#### Materials provided
———
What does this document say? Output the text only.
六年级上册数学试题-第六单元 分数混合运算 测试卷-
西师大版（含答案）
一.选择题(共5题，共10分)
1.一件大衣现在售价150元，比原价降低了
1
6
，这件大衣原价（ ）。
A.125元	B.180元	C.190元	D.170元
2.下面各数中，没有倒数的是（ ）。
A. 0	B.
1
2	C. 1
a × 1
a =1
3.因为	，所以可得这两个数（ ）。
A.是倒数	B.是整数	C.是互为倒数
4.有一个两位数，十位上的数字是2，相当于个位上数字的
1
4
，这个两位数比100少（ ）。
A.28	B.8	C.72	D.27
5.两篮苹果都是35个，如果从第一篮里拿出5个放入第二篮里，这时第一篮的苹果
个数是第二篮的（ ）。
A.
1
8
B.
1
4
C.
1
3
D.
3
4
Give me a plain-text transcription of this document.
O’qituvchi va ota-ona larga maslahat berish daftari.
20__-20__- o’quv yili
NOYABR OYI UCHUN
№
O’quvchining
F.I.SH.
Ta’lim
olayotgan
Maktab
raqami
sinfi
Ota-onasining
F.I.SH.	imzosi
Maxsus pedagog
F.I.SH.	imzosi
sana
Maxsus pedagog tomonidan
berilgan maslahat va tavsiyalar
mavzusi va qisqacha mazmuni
———
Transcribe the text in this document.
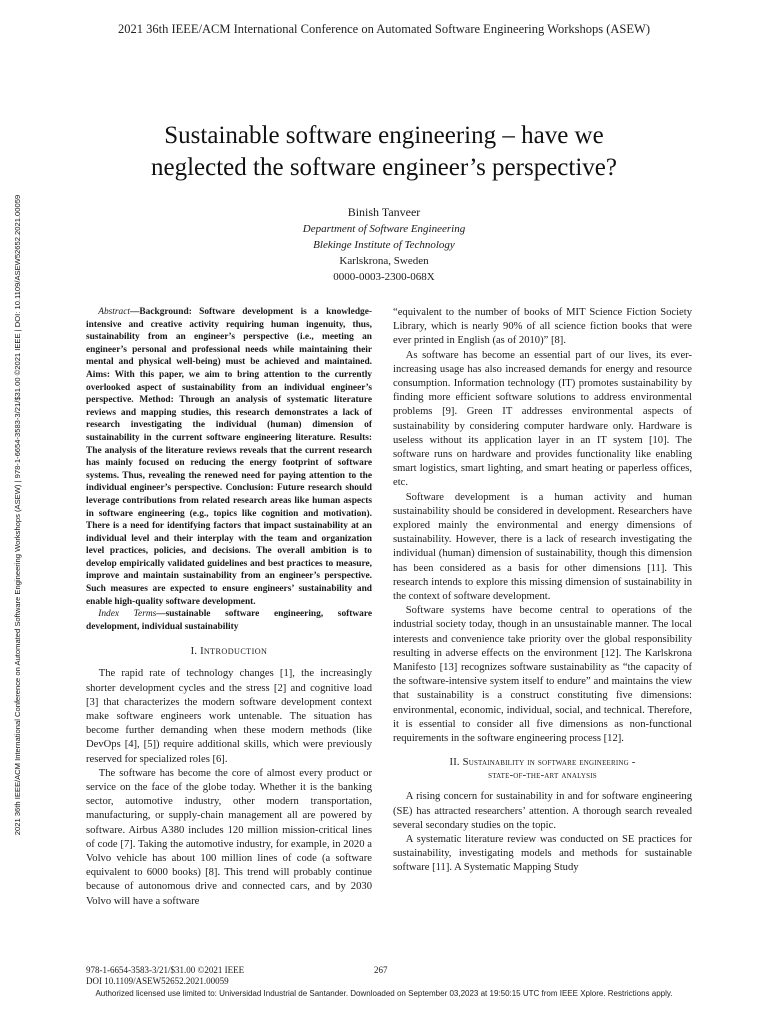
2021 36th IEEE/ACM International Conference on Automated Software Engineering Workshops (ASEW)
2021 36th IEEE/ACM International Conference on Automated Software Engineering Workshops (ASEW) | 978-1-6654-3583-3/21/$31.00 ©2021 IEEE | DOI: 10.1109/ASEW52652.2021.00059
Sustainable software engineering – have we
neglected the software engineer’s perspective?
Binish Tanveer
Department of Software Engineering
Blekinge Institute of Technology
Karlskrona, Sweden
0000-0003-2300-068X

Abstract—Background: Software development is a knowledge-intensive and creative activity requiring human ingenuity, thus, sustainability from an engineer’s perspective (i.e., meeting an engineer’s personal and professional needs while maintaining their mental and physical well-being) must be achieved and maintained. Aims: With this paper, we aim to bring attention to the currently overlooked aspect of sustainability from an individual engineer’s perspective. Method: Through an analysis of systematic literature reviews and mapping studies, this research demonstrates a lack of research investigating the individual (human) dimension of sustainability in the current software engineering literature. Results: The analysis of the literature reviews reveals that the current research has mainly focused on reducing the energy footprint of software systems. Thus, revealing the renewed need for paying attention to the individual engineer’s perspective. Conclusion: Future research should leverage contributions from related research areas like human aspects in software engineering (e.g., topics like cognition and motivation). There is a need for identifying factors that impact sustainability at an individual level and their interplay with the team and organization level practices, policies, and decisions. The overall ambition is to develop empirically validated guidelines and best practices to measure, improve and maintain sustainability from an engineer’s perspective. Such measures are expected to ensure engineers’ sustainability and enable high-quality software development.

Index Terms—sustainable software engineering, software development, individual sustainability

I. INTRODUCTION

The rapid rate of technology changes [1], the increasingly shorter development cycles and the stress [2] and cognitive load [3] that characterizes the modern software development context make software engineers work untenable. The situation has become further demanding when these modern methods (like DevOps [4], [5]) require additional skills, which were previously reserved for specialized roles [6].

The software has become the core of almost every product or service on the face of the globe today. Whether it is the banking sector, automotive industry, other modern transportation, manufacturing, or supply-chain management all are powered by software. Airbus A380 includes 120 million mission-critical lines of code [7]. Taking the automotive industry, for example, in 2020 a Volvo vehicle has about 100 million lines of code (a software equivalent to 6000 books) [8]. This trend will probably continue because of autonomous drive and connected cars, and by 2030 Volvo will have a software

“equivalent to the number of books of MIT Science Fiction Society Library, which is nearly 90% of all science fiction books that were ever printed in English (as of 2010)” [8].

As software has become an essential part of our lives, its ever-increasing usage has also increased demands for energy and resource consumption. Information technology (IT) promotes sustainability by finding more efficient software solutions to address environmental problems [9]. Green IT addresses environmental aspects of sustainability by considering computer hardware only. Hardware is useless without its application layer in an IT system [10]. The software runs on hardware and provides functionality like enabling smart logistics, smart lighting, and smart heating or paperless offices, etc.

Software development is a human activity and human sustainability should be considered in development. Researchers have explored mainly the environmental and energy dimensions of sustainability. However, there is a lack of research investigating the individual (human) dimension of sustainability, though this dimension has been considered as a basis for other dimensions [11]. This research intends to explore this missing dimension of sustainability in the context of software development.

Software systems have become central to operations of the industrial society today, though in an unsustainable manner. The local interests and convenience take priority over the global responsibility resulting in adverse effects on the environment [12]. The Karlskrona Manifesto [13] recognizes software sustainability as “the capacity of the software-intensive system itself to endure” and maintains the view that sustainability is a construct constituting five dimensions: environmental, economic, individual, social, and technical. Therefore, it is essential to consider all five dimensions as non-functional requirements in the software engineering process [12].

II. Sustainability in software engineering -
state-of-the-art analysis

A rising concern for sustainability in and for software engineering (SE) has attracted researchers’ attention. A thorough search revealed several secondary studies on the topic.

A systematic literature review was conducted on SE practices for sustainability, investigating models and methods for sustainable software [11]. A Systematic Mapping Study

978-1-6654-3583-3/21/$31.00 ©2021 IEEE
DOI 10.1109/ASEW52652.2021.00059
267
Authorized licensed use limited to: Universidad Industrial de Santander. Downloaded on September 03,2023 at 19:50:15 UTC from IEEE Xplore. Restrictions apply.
———
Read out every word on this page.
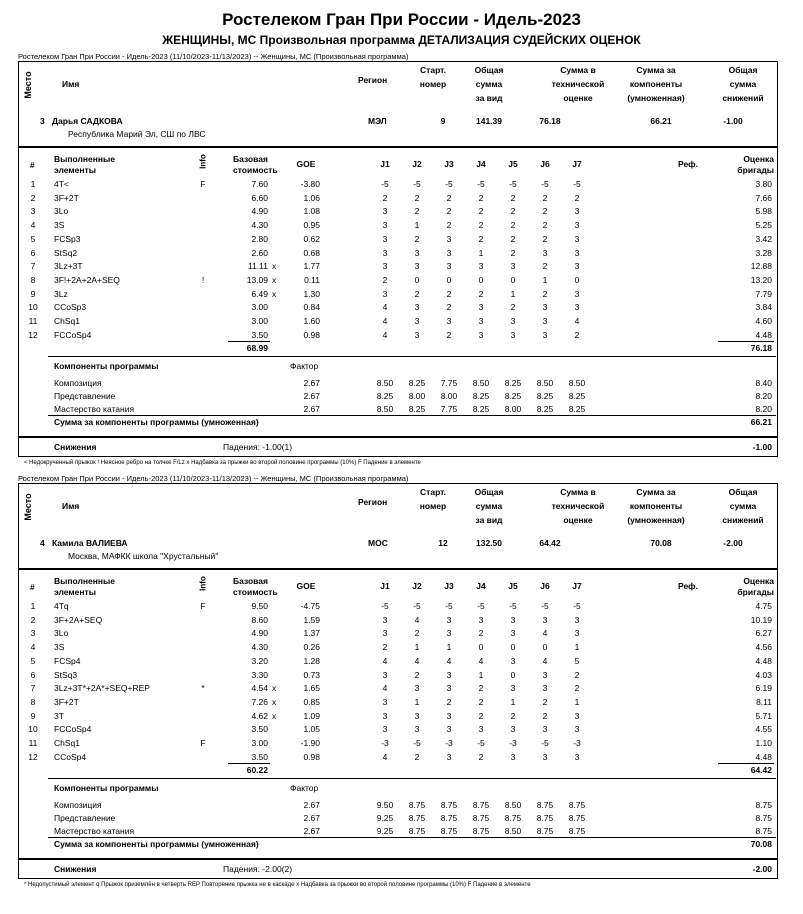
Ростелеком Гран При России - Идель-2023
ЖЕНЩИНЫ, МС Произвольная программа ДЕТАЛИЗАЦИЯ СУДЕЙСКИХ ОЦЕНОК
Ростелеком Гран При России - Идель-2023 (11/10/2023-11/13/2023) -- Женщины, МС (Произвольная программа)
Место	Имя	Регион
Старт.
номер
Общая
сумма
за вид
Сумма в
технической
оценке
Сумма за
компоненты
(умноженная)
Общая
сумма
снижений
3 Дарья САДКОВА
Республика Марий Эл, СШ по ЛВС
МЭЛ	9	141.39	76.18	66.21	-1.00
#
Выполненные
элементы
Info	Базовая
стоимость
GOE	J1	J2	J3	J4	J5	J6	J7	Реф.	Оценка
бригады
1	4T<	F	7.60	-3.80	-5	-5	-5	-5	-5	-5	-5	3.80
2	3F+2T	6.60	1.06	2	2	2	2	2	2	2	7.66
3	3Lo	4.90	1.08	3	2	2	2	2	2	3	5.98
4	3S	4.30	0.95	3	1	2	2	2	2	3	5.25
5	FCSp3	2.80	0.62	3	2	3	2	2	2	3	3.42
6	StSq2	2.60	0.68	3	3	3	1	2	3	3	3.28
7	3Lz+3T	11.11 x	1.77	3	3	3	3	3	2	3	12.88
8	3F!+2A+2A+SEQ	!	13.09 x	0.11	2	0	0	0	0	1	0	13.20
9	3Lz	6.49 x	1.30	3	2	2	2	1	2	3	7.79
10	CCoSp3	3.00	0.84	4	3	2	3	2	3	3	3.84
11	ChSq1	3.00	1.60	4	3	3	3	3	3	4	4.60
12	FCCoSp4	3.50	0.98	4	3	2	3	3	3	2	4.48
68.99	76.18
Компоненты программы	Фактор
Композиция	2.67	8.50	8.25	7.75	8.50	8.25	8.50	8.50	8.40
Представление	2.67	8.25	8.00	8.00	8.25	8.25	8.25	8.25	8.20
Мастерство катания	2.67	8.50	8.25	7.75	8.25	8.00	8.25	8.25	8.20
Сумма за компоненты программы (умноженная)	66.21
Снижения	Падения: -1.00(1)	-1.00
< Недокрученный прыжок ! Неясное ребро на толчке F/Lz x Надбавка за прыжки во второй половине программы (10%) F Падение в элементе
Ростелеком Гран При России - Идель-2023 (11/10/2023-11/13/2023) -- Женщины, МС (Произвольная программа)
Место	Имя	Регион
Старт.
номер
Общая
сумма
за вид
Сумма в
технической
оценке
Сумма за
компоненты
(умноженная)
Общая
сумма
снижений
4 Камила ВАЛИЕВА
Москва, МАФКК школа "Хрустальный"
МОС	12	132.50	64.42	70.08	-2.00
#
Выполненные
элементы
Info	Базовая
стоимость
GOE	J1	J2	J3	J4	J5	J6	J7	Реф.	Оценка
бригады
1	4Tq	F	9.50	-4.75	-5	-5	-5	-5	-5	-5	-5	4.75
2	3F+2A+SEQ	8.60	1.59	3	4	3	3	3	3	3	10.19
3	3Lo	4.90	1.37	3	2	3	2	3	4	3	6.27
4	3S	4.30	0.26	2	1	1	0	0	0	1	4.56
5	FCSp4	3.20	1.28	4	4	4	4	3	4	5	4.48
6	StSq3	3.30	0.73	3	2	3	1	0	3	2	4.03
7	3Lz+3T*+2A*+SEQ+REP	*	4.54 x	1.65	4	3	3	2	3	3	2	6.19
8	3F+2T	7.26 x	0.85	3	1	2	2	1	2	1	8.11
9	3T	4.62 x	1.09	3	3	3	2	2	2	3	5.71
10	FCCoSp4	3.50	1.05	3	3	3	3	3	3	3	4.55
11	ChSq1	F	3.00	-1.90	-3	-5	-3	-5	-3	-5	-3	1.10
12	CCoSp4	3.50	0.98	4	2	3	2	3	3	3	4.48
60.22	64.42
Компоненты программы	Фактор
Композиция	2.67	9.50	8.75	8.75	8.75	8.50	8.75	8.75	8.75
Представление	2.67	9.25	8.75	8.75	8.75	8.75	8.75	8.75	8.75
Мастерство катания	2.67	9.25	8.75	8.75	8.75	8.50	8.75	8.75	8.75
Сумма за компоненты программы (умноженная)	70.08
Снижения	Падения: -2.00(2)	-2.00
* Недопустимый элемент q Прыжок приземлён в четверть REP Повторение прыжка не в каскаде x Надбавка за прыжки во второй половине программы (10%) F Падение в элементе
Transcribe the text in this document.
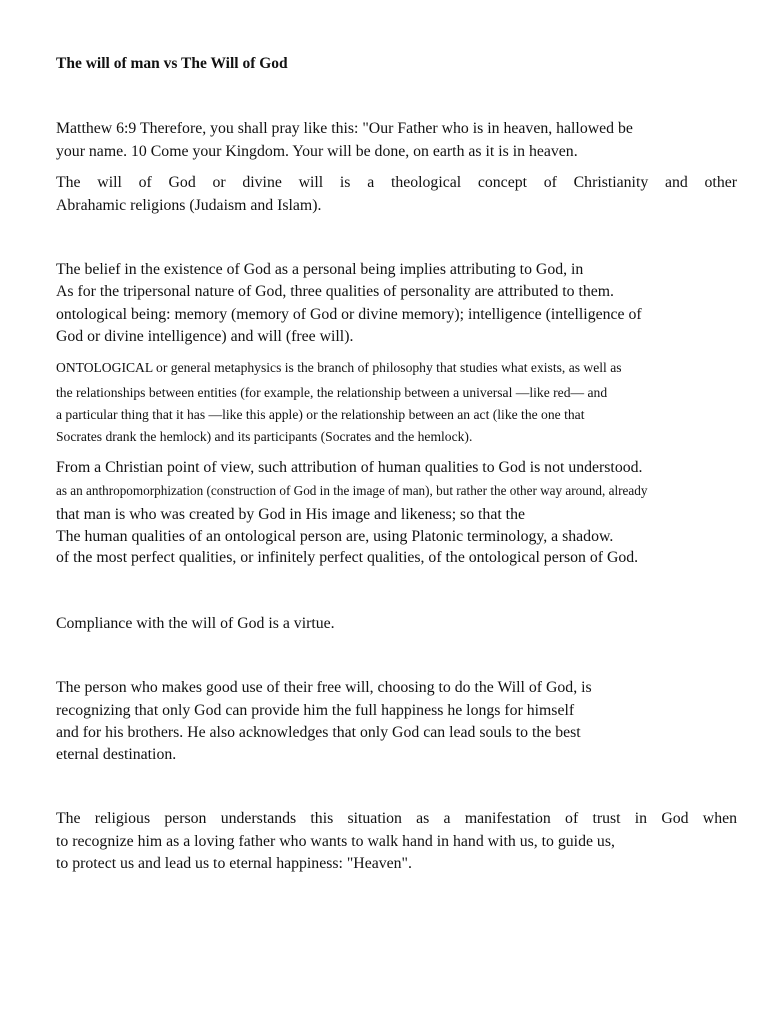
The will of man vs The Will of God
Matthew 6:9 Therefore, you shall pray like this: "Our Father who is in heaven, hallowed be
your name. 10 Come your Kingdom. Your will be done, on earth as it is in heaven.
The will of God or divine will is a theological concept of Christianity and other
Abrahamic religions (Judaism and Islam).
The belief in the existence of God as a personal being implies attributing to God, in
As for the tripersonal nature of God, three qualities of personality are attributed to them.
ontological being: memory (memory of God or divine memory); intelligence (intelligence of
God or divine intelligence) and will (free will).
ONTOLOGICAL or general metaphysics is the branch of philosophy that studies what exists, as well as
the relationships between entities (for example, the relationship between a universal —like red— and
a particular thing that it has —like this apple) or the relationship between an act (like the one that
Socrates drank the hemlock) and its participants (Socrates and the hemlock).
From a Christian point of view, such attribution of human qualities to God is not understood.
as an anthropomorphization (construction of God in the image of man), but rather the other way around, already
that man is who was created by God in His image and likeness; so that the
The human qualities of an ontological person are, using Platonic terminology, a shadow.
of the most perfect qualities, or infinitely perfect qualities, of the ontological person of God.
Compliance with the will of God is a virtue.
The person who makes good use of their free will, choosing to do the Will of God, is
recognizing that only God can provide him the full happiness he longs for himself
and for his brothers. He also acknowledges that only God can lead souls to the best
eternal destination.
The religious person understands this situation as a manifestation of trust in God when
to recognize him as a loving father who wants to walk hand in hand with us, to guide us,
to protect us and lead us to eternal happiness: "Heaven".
———
Above are lines of data; state how many of them contain the word "between", with no other output.

#### Worked answer
2